All entries below must be given again word for word.

[Opening The records section]

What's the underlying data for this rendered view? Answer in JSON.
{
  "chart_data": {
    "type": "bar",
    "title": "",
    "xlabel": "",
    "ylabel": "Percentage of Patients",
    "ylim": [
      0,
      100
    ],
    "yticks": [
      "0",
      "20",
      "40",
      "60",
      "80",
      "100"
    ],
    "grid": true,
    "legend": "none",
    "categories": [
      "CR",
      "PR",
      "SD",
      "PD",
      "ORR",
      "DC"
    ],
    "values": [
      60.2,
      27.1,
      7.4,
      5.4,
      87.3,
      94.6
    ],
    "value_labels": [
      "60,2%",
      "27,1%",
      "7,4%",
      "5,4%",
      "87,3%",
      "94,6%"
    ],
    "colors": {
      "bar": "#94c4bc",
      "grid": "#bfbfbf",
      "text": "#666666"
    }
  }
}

[Closing The records section]

*Problem solution*.
What's the underlying data for this rendered view? Answer in JSON.
{
  "chart_data": {
    "type": "bar",
    "title": "",
    "xlabel": "",
    "ylabel": "Percentage of Patients",
    "ylim": [
      0,
      100
    ],
    "yticks": [
      "0",
      "20",
      "40",
      "60",
      "80",
      "100"
    ],
    "grid": true,
    "legend": "none",
    "categories": [
      "CR",
      "PR",
      "SD",
      "PD",
      "ORR",
      "DC"
    ],
    "values": [
      60.2,
      27.1,
      7.4,
      5.4,
      87.3,
      94.6
    ],
    "value_labels": [
      "60,2%",
      "27,1%",
      "7,4%",
      "5,4%",
      "87,3%",
      "94,6%"
    ],
    "colors": {
      "bar": "#94c4bc",
      "grid": "#bfbfbf",
      "text": "#666666"
    }
  }
}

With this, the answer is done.